* Start Material *
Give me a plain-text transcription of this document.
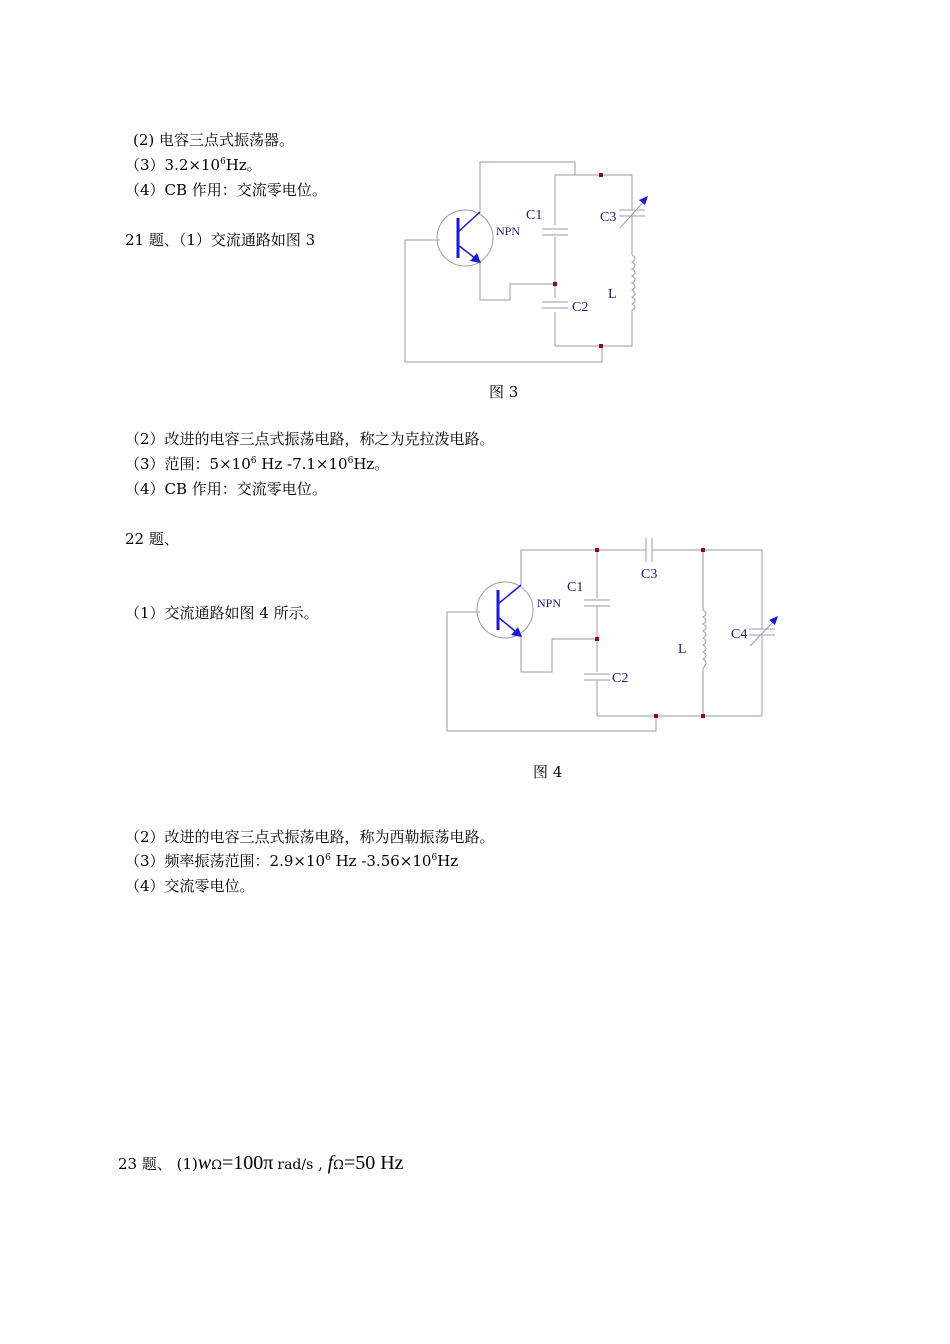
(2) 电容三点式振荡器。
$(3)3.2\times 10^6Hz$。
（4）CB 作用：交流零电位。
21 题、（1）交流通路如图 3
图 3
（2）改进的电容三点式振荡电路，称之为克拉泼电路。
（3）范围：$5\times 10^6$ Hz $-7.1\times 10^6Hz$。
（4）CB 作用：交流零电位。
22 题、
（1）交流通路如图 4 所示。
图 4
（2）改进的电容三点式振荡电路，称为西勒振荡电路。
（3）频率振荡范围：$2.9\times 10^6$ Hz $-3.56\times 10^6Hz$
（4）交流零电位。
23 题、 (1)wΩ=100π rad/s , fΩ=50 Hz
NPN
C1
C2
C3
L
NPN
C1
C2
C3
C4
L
* End Material *
* Start Material *
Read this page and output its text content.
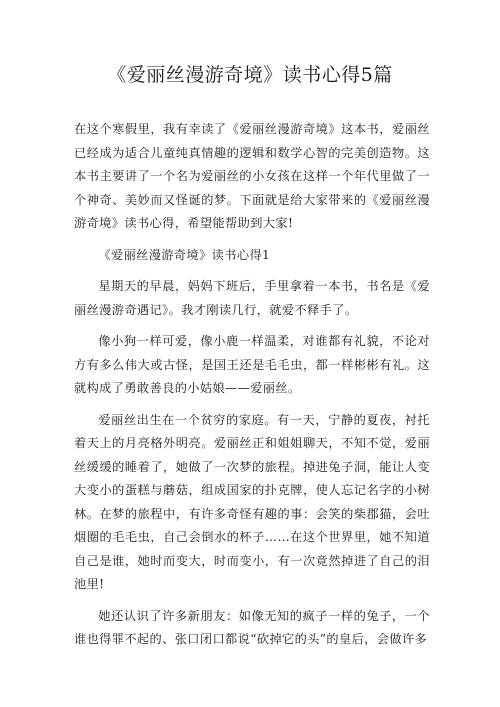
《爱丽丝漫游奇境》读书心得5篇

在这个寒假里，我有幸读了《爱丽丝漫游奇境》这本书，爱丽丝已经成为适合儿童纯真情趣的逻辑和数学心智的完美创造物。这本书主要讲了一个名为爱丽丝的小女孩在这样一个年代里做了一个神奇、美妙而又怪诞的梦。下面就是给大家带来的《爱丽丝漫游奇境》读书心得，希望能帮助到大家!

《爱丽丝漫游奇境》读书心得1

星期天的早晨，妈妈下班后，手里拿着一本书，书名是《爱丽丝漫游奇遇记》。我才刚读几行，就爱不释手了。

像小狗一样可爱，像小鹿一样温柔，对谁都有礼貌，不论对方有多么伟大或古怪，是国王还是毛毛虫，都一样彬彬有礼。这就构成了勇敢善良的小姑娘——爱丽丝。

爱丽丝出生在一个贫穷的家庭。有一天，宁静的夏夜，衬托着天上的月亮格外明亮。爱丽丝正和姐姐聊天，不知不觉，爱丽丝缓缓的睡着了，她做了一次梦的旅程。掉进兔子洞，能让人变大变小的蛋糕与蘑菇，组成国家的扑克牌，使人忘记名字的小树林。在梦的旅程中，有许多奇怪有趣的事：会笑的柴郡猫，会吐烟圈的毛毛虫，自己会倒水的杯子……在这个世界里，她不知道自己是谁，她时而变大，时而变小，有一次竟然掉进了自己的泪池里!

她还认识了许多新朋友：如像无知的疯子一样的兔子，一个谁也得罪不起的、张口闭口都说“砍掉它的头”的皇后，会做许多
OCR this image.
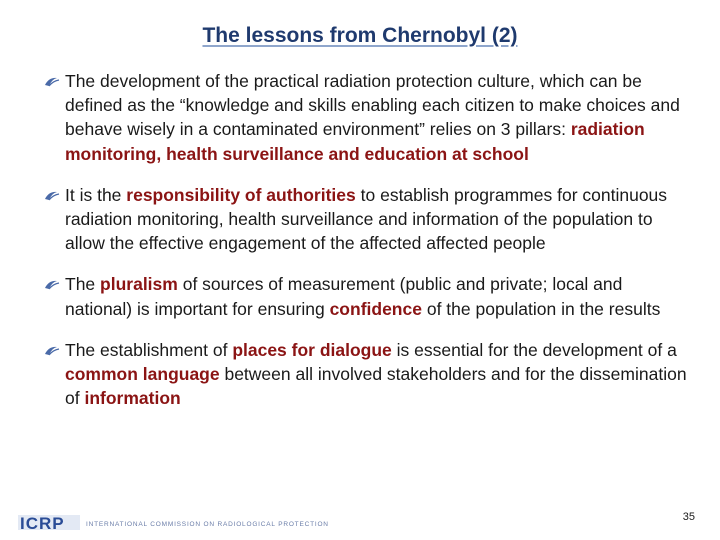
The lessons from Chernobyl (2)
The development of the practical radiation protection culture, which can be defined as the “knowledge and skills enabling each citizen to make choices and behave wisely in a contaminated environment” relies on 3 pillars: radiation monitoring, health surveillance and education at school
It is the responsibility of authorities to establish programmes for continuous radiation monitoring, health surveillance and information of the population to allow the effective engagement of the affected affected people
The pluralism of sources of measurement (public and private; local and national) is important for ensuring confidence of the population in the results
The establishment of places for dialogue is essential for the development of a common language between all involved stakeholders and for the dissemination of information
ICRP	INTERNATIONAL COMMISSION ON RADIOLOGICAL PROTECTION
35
* End Material *
To be done:
Ascertain the number of lines in the entries that include the word "times", and report only that number.

Expected answer:
3